— START MATERIAL PROVIDED —

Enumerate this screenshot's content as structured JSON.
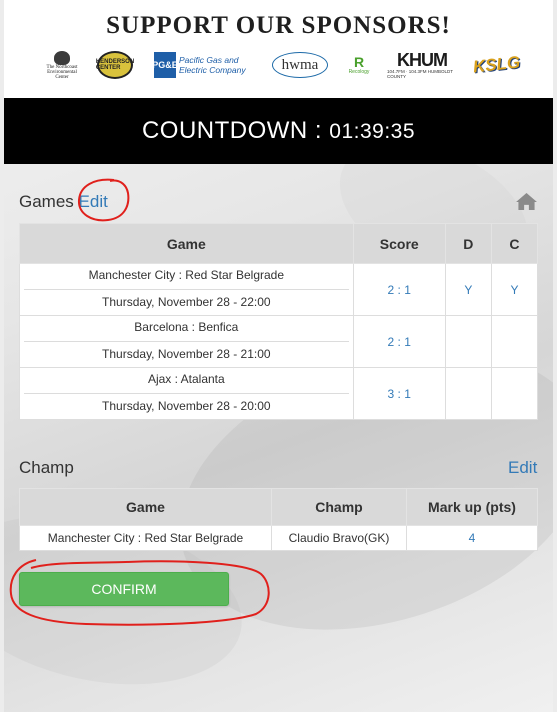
{
  "sponsors": {
    "title": "SUPPORT OUR SPONSORS!",
    "logos": [
      {
        "name": "northcoast-environmental-center",
        "text": "The Northcoast Environmental Center"
      },
      {
        "name": "henderson-center",
        "text": "HENDERSON CENTER"
      },
      {
        "name": "pge",
        "short": "PG&E",
        "text": "Pacific Gas and Electric Company"
      },
      {
        "name": "hwma",
        "text": "hwma"
      },
      {
        "name": "recology",
        "short": "R",
        "text": "Recology"
      },
      {
        "name": "khum",
        "text": "KHUM",
        "sub": "104.7FM · 104.3FM  HUMBOLDT COUNTY"
      },
      {
        "name": "kslg",
        "text": "KSLG"
      }
    ]
  },
  "countdown": {
    "label": "COUNTDOWN",
    "separator": " : ",
    "time": "01:39:35"
  },
  "games": {
    "title": "Games",
    "edit_label": "Edit",
    "columns": [
      "Game",
      "Score",
      "D",
      "C"
    ],
    "rows": [
      {
        "match": "Manchester City : Red Star Belgrade",
        "date": "Thursday, November 28 - 22:00",
        "score": "2 : 1",
        "d": "Y",
        "c": "Y"
      },
      {
        "match": "Barcelona : Benfica",
        "date": "Thursday, November 28 - 21:00",
        "score": "2 : 1",
        "d": "",
        "c": ""
      },
      {
        "match": "Ajax : Atalanta",
        "date": "Thursday, November 28 - 20:00",
        "score": "3 : 1",
        "d": "",
        "c": ""
      }
    ]
  },
  "champ": {
    "title": "Champ",
    "edit_label": "Edit",
    "columns": [
      "Game",
      "Champ",
      "Mark up (pts)"
    ],
    "rows": [
      {
        "game": "Manchester City : Red Star Belgrade",
        "champ": "Claudio Bravo(GK)",
        "markup": "4"
      }
    ]
  },
  "confirm_label": "CONFIRM",
  "colors": {
    "link": "#337ab7",
    "confirm": "#5cb85c",
    "annotation": "#e0201c",
    "countdown_bg": "#000000"
  },
  "icons": {
    "home": "home-icon"
  }
}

— END MATERIAL PROVIDED —

AIM: Where a line of the entries contains the word "Manchester", copy that line.

WORKED ANSWER:
        "match": "Manchester City : Red Star Belgrade",
        "game": "Manchester City : Red Star Belgrade",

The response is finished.